begin SUPPLIED MATERIAL

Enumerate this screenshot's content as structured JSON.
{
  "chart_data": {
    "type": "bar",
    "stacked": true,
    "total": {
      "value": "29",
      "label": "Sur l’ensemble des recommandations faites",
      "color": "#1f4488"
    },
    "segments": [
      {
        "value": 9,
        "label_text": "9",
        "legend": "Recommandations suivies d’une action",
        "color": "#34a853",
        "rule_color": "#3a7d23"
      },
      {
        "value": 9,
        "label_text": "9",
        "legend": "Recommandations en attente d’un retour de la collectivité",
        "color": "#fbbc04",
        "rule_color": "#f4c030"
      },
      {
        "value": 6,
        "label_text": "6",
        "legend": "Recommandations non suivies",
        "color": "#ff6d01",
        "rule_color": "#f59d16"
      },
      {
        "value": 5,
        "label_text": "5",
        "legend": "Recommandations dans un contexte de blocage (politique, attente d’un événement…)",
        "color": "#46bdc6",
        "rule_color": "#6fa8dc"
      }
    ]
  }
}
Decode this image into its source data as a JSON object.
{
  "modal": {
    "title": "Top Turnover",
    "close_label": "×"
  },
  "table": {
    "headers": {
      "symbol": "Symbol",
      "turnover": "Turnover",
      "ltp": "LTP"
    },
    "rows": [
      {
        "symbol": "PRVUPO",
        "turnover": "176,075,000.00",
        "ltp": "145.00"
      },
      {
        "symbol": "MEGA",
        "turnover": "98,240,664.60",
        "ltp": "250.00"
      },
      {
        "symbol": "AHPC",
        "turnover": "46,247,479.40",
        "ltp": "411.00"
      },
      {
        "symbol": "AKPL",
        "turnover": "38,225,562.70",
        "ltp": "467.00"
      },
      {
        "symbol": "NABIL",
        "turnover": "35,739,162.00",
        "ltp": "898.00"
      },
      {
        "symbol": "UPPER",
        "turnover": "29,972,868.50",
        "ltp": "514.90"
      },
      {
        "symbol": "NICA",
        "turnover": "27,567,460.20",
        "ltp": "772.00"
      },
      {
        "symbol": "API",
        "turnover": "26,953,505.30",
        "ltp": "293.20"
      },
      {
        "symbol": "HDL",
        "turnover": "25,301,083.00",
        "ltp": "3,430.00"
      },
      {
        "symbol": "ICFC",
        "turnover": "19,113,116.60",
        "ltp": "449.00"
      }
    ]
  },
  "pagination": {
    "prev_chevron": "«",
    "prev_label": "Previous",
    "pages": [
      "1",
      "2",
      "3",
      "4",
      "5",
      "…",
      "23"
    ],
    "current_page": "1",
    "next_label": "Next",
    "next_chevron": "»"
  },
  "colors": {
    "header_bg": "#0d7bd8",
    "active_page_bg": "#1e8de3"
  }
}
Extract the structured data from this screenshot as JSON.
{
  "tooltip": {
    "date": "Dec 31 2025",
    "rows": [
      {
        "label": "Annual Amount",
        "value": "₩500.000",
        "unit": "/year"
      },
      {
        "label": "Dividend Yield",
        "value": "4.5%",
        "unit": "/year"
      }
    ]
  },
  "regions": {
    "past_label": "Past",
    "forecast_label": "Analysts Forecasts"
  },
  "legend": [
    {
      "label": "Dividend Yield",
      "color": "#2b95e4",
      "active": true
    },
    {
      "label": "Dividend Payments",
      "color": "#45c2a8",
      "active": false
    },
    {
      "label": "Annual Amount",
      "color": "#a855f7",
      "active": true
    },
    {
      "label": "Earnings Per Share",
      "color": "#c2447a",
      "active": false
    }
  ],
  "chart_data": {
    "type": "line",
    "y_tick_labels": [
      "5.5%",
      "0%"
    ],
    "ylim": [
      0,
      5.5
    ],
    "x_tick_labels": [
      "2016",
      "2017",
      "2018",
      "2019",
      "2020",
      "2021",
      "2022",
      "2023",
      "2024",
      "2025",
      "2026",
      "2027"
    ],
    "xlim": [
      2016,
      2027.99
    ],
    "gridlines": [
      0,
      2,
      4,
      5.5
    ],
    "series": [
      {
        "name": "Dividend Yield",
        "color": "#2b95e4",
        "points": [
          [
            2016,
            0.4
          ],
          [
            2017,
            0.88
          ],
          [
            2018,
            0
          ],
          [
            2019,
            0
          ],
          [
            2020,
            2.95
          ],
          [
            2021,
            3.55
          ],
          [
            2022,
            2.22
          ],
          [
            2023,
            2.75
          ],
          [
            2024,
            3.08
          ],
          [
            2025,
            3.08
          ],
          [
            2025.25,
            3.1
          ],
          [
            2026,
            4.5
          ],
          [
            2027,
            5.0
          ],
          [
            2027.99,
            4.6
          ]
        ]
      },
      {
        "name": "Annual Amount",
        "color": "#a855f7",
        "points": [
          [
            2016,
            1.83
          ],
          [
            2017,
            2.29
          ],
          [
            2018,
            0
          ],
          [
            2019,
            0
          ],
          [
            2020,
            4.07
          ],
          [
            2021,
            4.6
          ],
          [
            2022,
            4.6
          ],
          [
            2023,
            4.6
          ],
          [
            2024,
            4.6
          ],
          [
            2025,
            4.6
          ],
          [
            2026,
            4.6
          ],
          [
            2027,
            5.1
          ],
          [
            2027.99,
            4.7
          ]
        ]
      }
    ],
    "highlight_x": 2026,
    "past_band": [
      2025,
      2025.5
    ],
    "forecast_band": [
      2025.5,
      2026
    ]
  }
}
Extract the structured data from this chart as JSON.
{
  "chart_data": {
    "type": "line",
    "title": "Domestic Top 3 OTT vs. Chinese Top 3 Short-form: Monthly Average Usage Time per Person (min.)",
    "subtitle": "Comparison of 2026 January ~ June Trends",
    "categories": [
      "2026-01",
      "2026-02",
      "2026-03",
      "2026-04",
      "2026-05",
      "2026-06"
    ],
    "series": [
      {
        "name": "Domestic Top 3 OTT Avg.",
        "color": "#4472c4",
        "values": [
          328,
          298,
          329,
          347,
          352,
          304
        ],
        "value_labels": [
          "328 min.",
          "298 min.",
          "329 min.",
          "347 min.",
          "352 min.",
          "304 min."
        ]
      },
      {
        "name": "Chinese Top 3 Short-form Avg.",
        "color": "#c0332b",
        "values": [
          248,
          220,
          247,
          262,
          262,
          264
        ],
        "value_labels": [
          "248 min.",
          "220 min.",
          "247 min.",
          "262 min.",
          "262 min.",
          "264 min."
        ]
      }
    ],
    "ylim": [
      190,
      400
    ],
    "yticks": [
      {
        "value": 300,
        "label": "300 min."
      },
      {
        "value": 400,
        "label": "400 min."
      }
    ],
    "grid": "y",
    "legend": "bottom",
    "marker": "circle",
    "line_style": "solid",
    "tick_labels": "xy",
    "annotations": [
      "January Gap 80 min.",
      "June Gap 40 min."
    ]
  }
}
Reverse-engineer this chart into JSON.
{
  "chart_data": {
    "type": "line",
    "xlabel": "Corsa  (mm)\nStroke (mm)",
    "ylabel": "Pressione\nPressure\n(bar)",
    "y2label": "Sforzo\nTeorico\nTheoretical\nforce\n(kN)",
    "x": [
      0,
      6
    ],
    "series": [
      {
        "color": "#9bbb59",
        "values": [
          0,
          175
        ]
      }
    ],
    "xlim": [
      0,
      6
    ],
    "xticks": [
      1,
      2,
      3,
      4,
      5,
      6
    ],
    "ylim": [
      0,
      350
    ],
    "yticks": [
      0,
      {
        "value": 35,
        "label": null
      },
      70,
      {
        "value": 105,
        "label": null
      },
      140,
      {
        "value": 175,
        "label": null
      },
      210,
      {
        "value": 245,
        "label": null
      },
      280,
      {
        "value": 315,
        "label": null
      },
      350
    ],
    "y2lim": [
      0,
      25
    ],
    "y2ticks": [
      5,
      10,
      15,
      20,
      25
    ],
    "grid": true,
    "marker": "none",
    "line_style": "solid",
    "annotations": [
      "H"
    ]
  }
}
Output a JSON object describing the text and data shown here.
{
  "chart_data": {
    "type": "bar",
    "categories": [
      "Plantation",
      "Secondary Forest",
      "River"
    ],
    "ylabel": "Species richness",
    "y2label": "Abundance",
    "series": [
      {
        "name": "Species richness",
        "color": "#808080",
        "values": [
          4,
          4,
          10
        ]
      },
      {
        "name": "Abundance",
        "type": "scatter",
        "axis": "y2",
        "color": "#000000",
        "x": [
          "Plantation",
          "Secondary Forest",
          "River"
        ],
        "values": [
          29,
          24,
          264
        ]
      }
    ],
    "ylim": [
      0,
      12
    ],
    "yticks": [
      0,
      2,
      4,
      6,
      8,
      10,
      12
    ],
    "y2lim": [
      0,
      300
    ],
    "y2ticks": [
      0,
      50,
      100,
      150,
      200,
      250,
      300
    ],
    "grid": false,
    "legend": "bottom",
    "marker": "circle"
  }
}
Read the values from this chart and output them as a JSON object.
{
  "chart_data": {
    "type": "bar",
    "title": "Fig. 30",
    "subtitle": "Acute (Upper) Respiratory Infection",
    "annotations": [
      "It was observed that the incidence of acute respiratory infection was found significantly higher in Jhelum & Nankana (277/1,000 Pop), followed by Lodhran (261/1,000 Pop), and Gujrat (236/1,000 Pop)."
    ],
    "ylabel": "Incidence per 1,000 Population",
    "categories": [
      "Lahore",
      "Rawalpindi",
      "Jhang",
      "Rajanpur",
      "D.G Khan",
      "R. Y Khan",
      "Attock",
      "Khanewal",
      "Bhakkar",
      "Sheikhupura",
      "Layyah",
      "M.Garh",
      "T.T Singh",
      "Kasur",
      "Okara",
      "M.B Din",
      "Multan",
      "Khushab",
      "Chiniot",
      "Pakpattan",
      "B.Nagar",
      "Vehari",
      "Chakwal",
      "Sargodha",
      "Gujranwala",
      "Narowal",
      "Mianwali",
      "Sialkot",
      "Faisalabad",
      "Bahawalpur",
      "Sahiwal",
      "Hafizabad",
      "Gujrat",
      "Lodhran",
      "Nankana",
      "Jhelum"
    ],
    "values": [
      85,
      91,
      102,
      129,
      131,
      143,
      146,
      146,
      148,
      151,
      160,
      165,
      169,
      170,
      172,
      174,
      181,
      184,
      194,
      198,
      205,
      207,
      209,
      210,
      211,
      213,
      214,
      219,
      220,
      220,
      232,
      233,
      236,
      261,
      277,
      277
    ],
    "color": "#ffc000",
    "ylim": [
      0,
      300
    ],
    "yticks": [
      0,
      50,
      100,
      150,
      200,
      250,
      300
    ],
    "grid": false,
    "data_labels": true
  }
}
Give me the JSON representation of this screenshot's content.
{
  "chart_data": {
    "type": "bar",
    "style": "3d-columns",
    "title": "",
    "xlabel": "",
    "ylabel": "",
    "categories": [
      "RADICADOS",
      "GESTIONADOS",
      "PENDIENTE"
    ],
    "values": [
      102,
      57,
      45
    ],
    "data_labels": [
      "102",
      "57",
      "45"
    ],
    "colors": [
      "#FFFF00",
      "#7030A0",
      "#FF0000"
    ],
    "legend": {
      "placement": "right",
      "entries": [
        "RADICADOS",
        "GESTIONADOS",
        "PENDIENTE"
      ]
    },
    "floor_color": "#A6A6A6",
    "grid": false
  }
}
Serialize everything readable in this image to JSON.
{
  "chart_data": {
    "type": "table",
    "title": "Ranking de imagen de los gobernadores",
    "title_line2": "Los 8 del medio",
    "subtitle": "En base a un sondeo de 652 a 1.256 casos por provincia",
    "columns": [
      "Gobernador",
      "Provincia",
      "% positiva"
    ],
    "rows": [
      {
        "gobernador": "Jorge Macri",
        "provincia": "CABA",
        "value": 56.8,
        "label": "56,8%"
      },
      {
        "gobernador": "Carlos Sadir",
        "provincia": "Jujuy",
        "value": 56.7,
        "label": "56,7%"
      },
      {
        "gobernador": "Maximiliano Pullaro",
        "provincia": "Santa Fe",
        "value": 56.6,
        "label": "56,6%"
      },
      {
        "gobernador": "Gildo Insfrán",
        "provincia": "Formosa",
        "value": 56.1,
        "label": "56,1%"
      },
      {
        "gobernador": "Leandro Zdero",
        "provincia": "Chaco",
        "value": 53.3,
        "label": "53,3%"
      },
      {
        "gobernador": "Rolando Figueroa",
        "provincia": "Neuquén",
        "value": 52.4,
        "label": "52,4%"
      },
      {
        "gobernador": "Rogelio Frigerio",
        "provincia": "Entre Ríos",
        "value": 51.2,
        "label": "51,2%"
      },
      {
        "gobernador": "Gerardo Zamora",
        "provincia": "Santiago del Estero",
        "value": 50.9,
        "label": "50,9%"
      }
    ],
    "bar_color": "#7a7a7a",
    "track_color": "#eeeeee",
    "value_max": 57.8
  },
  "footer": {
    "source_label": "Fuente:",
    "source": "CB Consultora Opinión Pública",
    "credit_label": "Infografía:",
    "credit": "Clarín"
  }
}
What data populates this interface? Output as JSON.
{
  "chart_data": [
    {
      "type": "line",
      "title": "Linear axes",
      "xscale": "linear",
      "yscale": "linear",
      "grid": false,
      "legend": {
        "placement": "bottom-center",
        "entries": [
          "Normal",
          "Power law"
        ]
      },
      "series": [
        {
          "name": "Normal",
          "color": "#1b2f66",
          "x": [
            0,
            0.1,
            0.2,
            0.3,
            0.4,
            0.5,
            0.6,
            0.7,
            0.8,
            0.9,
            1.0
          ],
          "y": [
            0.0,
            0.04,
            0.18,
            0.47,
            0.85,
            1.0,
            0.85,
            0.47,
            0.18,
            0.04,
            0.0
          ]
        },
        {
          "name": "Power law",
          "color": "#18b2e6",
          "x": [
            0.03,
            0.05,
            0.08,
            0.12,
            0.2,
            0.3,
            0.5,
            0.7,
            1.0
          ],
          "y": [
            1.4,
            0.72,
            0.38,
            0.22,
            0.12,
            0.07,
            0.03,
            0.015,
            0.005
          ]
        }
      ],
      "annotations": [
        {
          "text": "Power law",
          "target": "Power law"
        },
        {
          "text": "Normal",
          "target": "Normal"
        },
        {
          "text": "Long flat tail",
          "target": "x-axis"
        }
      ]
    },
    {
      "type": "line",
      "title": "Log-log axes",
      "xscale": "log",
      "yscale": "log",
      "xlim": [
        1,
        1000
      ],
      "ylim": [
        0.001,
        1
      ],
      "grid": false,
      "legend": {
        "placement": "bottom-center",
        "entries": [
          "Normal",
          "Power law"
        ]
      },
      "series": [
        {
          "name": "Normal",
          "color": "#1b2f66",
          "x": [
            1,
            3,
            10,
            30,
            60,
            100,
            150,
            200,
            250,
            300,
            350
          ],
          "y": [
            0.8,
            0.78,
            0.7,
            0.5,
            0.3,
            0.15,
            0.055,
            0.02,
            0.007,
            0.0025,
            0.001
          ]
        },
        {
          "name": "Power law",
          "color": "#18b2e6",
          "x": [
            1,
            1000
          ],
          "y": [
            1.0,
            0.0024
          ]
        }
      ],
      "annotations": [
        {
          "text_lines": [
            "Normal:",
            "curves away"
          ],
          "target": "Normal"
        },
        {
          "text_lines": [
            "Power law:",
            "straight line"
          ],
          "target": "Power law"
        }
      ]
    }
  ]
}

end SUPPLIED MATERIAL

→ WRITTEN REQUEST: Spot every line that holds "symbol" and copy it.

→ REPLY:
      "symbol": "Symbol",
        "symbol": "PRVUPO",
        "symbol": "MEGA",
        "symbol": "AHPC",
        "symbol": "AKPL",
        "symbol": "NABIL",
        "symbol": "UPPER",
        "symbol": "NICA",
        "symbol": "API",
        "symbol": "HDL",
        "symbol": "ICFC",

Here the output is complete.